### [SET PROBLEM]
Repeat word for word the lines from the one holding "Transcribe the text in this document." through the end, both ends included, and leave out every picture.

━━━ ENTRIES

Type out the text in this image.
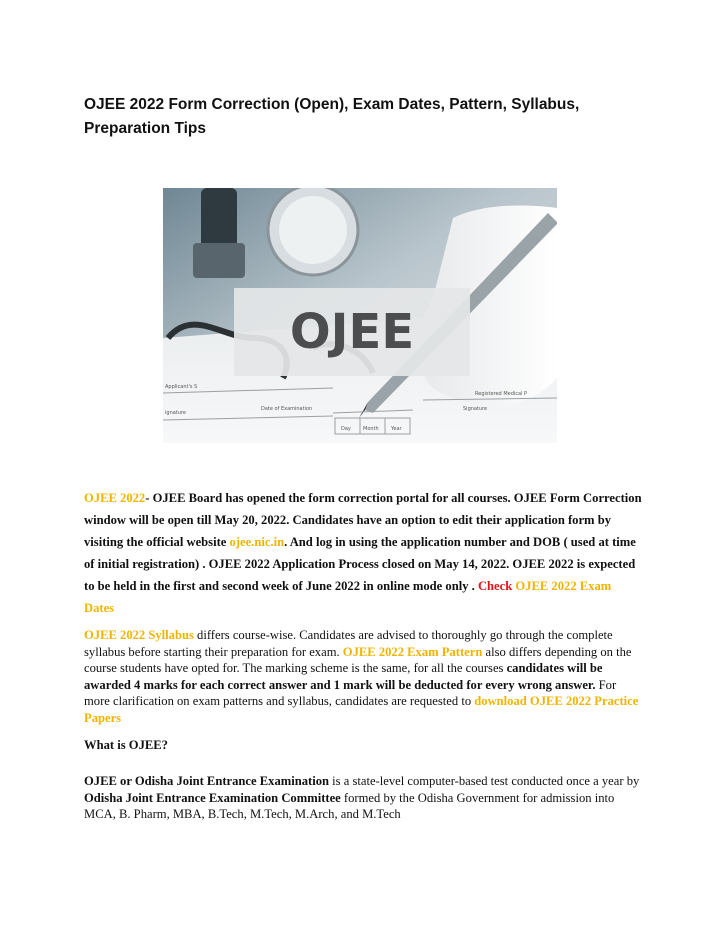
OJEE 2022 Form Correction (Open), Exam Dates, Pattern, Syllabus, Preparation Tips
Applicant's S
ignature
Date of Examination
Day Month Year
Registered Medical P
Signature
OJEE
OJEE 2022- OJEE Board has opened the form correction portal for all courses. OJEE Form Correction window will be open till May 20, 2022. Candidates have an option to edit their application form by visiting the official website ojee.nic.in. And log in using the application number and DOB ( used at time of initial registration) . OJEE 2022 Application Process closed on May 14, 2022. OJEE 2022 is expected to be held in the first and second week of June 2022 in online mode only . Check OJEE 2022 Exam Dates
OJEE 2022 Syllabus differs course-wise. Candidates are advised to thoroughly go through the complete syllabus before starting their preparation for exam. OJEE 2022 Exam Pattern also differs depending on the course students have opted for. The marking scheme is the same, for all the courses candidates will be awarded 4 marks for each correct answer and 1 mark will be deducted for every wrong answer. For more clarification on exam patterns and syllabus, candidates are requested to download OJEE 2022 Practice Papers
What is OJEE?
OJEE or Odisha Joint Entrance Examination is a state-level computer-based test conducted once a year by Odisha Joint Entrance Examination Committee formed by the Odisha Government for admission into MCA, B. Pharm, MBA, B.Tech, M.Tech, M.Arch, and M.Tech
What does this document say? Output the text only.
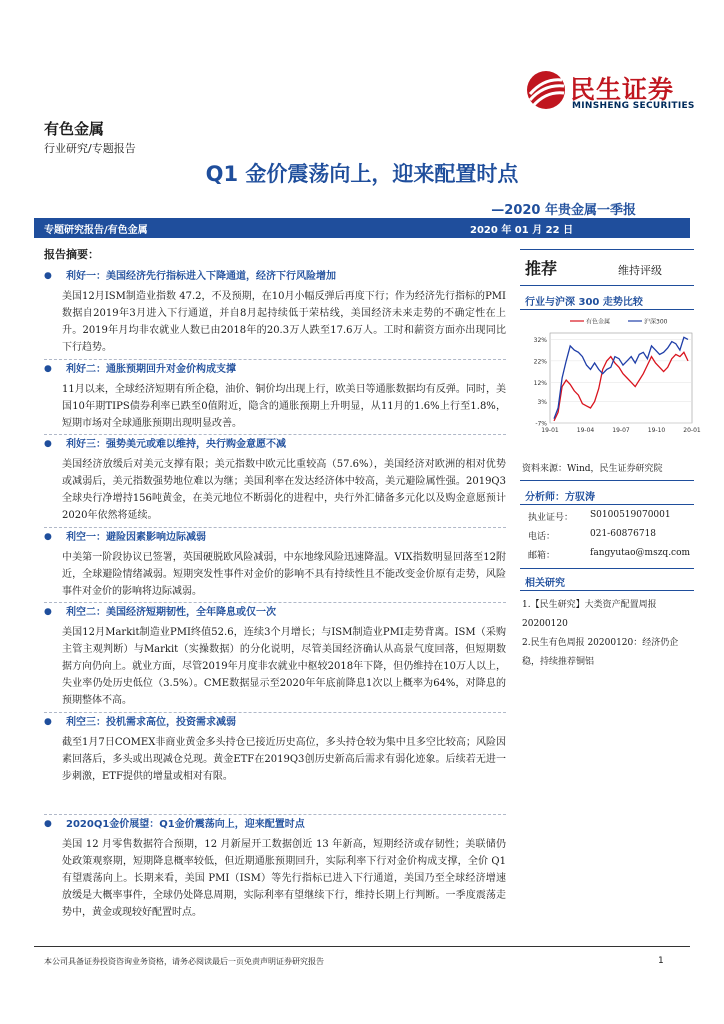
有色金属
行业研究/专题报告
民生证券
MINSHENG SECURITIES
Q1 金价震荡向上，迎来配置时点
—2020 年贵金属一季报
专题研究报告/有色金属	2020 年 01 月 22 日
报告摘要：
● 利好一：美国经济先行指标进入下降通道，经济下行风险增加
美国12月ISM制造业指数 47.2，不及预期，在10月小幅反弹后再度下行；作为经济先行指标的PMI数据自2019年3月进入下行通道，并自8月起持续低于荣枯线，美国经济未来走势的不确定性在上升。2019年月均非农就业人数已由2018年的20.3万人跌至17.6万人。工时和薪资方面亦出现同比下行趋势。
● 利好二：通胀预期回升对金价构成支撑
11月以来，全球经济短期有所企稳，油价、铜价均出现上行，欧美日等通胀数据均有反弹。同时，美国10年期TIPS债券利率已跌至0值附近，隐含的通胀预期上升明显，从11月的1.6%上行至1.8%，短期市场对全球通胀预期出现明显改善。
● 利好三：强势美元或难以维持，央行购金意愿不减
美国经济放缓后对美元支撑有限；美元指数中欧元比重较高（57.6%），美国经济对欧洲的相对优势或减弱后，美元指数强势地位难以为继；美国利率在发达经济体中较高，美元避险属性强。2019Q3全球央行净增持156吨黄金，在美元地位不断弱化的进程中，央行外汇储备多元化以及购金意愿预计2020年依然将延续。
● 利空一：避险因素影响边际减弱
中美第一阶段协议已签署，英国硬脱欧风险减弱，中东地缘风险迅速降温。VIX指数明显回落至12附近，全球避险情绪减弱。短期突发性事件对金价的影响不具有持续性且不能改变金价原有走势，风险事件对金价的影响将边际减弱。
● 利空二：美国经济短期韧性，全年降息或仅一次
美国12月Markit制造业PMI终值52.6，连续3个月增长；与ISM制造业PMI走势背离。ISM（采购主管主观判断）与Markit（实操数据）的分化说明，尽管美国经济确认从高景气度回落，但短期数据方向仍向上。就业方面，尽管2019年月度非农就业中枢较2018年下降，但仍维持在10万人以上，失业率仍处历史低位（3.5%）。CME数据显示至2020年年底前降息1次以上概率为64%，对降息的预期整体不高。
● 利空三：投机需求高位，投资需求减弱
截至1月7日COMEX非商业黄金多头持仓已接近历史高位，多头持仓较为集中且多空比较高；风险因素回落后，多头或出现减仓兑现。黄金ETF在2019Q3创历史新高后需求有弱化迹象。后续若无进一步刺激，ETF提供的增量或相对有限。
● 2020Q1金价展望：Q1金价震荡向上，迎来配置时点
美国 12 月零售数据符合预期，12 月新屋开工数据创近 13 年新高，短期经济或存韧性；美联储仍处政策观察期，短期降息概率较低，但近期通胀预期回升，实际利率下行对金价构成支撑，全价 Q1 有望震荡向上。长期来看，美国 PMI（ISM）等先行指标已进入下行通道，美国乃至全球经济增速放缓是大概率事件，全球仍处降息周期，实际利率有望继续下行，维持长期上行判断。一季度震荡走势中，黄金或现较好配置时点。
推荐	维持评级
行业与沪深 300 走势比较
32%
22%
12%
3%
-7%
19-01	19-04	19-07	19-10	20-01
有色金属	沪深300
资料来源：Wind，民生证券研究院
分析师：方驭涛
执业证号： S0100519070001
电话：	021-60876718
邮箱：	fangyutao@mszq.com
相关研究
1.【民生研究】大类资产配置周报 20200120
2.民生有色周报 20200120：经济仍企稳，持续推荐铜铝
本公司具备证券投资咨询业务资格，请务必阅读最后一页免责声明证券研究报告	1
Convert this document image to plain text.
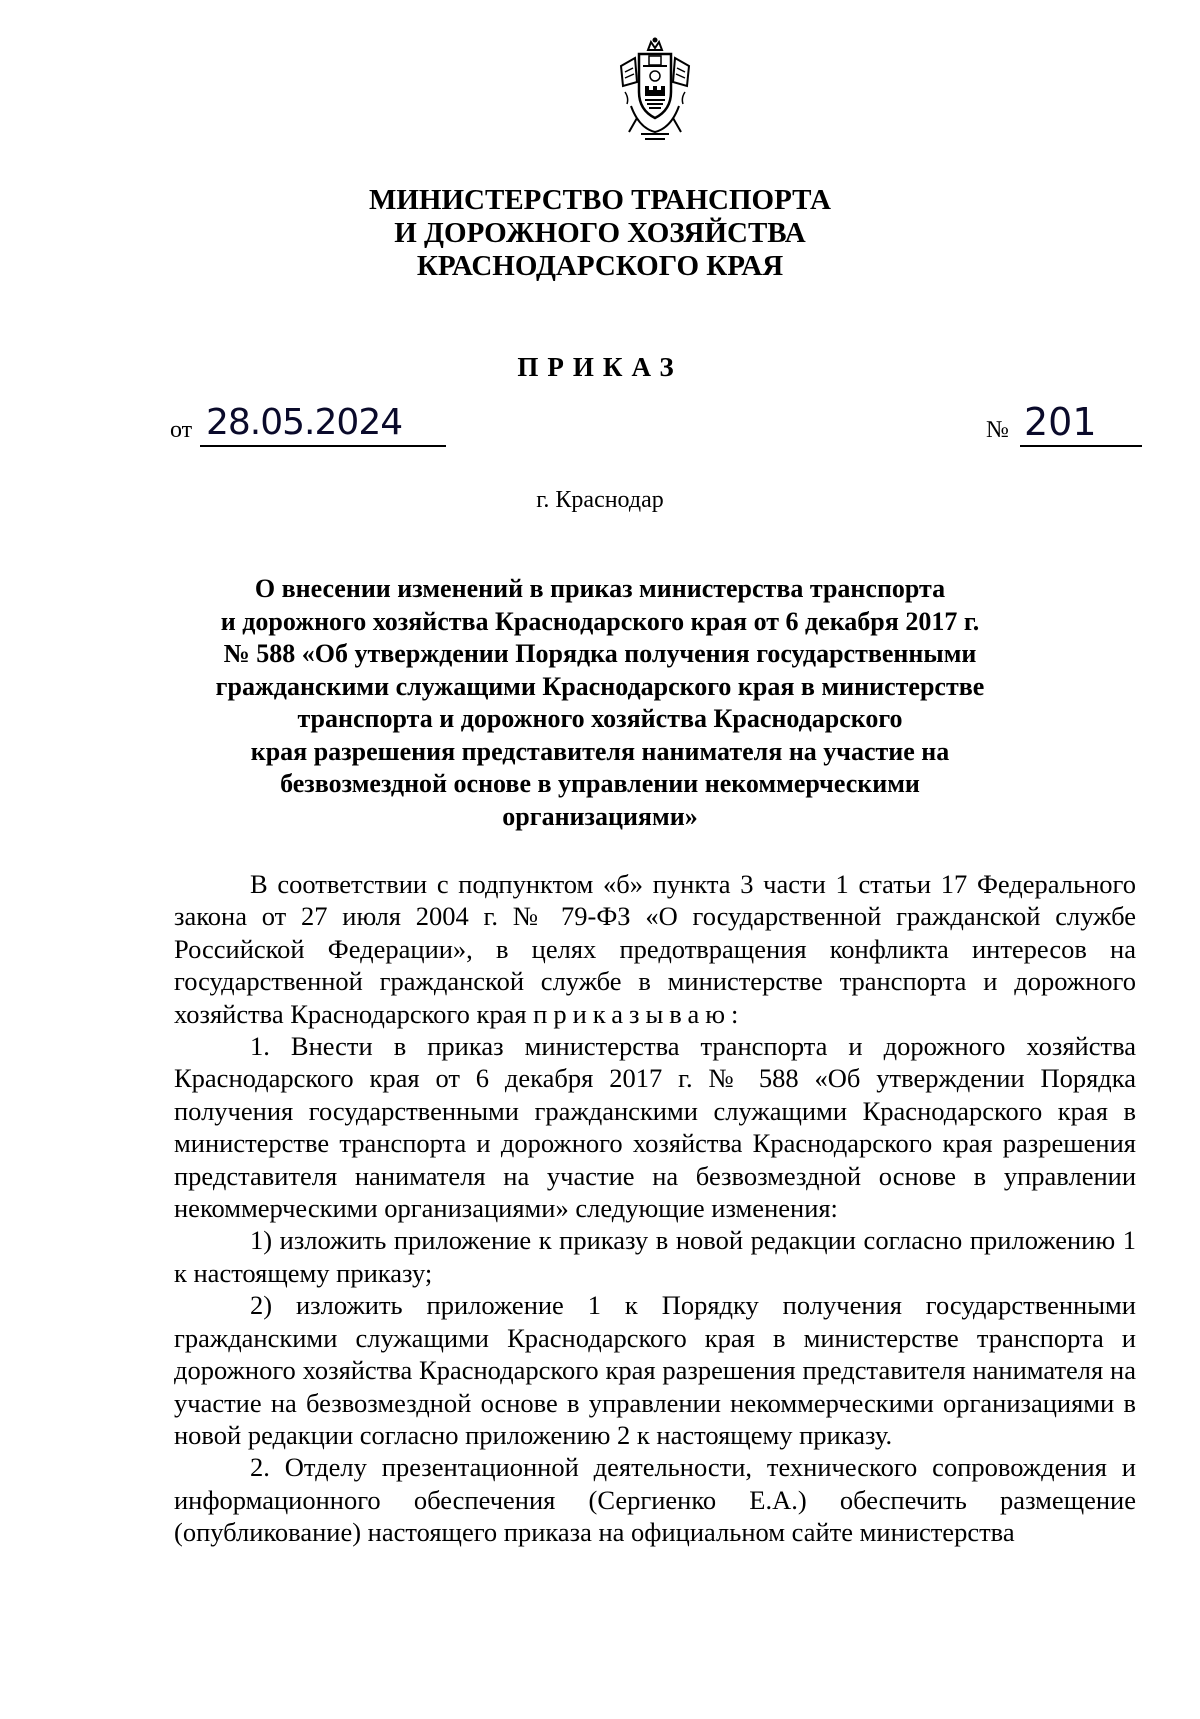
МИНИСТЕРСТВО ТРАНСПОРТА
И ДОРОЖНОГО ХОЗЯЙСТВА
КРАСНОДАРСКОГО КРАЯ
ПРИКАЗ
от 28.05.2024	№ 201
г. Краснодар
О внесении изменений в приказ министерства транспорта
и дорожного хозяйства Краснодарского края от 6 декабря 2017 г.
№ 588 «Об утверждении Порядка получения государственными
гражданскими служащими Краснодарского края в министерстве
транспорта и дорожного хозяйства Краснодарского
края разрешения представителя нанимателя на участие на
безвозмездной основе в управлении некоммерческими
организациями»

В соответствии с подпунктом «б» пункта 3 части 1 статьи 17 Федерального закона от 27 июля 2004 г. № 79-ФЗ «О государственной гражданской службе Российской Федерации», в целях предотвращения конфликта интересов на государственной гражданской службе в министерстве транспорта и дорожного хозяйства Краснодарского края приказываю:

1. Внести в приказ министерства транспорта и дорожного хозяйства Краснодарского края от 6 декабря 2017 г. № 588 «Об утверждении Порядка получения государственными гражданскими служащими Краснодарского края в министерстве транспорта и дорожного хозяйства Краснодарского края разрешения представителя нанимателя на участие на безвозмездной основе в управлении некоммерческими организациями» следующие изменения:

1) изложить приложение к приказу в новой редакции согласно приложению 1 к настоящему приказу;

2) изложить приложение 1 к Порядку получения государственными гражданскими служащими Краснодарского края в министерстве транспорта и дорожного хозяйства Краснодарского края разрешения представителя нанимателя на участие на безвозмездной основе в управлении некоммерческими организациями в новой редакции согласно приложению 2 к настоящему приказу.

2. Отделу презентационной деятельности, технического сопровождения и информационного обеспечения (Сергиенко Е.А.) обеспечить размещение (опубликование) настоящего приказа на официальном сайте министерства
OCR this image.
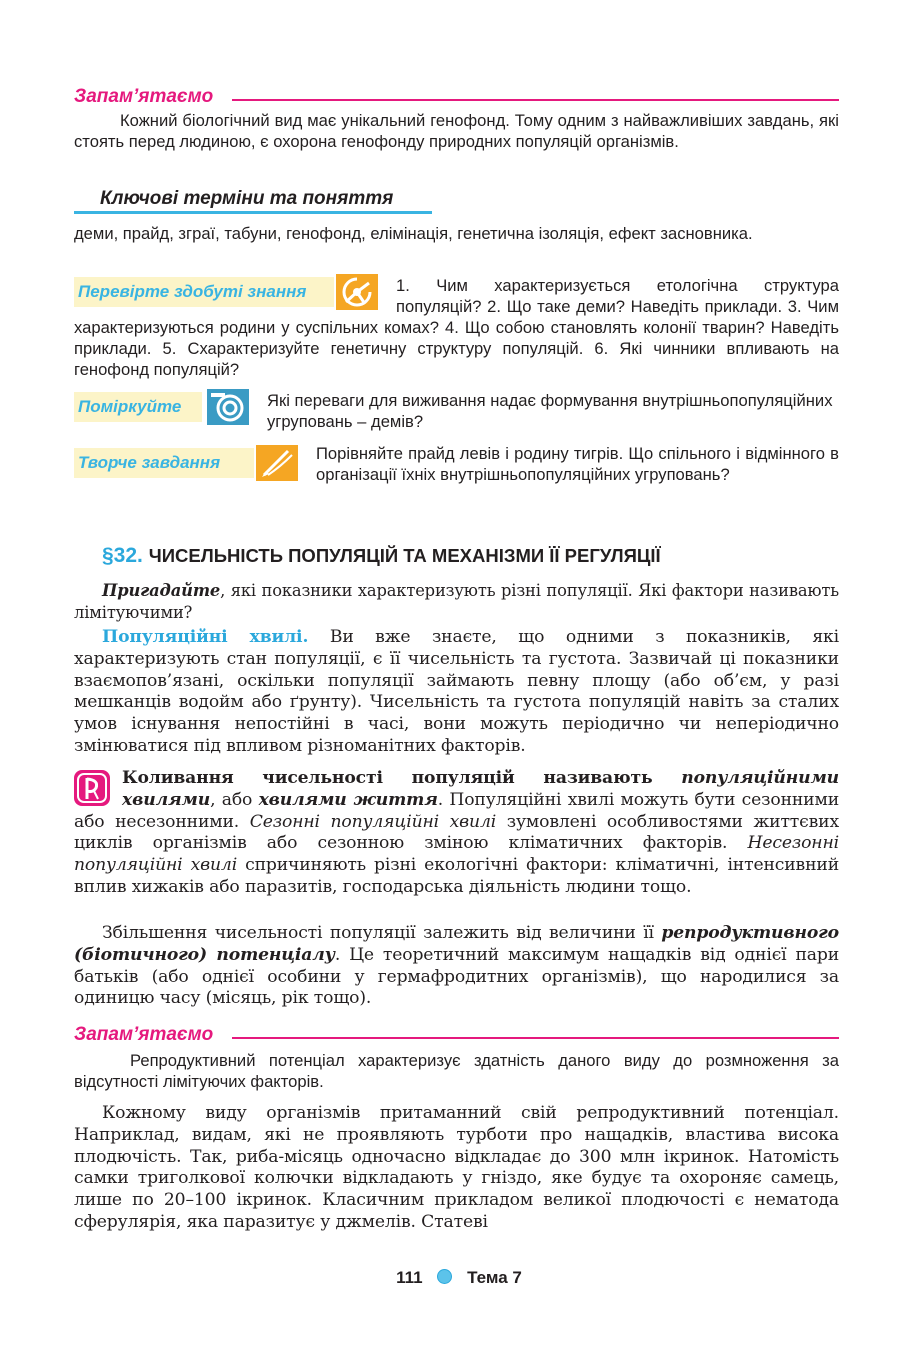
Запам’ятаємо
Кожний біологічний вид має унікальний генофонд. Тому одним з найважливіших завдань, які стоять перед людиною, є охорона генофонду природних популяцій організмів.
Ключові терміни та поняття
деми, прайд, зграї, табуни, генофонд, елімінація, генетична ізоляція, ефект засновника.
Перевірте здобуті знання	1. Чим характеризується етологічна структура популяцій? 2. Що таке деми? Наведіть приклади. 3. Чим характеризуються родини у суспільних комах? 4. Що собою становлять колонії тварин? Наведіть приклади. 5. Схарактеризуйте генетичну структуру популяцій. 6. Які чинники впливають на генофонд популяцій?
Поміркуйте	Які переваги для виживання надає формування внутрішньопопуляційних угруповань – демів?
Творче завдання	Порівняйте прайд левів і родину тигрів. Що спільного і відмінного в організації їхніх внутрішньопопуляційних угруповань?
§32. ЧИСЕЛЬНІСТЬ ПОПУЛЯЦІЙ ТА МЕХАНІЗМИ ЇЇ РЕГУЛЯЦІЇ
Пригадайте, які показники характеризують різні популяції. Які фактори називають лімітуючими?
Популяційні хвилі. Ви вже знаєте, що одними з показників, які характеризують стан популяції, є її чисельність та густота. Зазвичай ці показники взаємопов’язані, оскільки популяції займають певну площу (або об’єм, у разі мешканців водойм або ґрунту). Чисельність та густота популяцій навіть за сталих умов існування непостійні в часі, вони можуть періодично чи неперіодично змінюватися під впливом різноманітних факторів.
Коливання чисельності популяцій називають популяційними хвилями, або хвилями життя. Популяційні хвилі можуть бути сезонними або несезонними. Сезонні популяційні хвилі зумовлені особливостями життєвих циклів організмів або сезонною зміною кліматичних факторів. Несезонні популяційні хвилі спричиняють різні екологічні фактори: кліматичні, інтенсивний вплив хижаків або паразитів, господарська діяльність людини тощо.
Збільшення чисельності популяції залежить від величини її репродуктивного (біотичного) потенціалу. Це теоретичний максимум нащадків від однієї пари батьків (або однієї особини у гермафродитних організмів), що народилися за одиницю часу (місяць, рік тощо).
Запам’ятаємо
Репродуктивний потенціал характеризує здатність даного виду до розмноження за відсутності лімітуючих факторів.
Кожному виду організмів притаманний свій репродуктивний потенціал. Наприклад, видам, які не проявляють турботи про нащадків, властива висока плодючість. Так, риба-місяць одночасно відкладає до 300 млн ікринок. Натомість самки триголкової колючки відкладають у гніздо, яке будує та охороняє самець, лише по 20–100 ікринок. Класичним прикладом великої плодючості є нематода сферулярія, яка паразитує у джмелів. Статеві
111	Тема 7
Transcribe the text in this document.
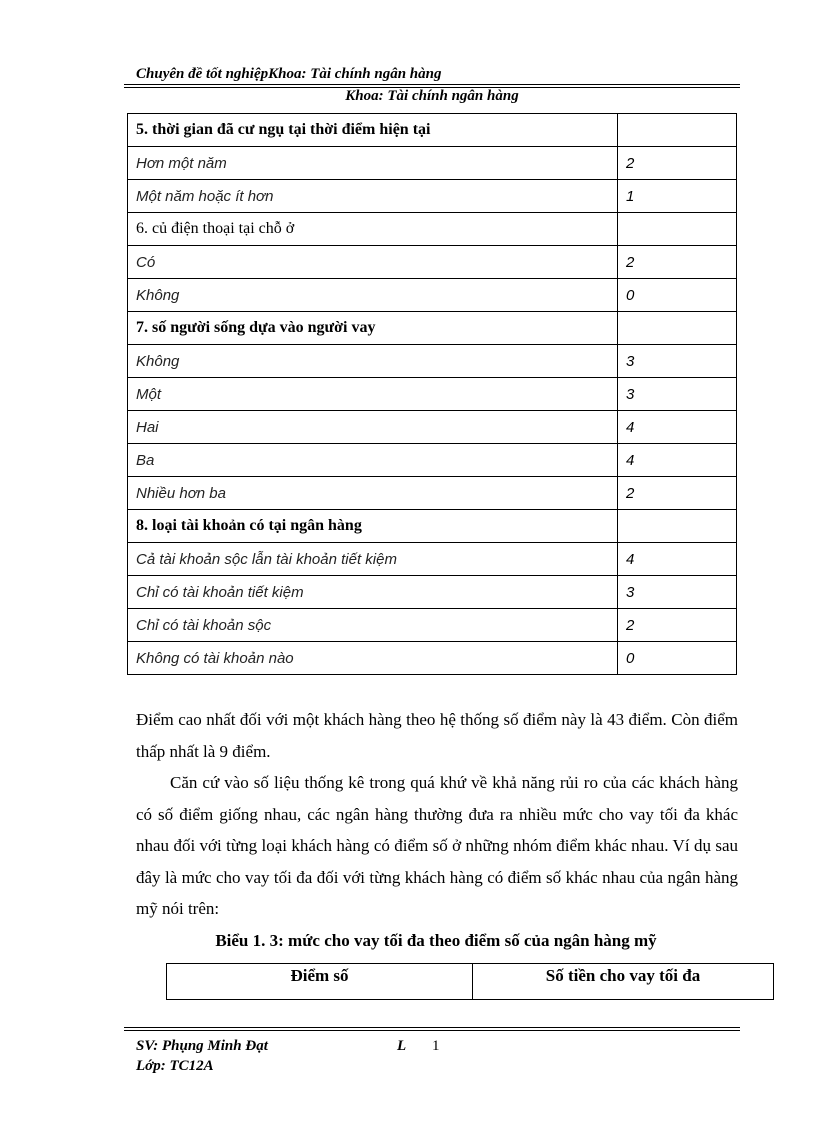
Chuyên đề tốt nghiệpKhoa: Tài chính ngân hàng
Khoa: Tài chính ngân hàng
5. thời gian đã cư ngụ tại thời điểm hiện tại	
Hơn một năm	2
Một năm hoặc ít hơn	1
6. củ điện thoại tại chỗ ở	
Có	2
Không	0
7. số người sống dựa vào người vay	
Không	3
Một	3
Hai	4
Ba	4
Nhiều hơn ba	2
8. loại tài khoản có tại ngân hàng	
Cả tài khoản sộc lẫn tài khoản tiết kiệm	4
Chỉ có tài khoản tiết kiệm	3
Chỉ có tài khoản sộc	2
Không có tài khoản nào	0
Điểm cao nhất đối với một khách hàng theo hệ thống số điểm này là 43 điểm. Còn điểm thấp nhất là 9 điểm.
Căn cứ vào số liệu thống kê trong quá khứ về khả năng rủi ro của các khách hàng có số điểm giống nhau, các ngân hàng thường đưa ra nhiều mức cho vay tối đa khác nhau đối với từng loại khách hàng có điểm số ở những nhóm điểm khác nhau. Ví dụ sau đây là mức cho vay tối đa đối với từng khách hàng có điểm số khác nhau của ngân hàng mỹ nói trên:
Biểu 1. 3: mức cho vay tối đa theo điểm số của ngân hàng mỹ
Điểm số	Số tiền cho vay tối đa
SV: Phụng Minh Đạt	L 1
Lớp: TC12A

━━━━━━

### [TASK RESPONSE]
Transcribe the text in this document.
Chuyên đề tốt nghiệpKhoa: Tài chính ngân hàng
Khoa: Tài chính ngân hàng
5. thời gian đã cư ngụ tại thời điểm hiện tại	
Hơn một năm	2
Một năm hoặc ít hơn	1
6. củ điện thoại tại chỗ ở	
Có	2
Không	0
7. số người sống dựa vào người vay	
Không	3
Một	3
Hai	4
Ba	4
Nhiều hơn ba	2
8. loại tài khoản có tại ngân hàng	
Cả tài khoản sộc lẫn tài khoản tiết kiệm	4
Chỉ có tài khoản tiết kiệm	3
Chỉ có tài khoản sộc	2
Không có tài khoản nào	0
Điểm cao nhất đối với một khách hàng theo hệ thống số điểm này là 43 điểm. Còn điểm thấp nhất là 9 điểm.
Căn cứ vào số liệu thống kê trong quá khứ về khả năng rủi ro của các khách hàng có số điểm giống nhau, các ngân hàng thường đưa ra nhiều mức cho vay tối đa khác nhau đối với từng loại khách hàng có điểm số ở những nhóm điểm khác nhau. Ví dụ sau đây là mức cho vay tối đa đối với từng khách hàng có điểm số khác nhau của ngân hàng mỹ nói trên:
Biểu 1. 3: mức cho vay tối đa theo điểm số của ngân hàng mỹ
Điểm số	Số tiền cho vay tối đa
SV: Phụng Minh Đạt	L 1
Lớp: TC12A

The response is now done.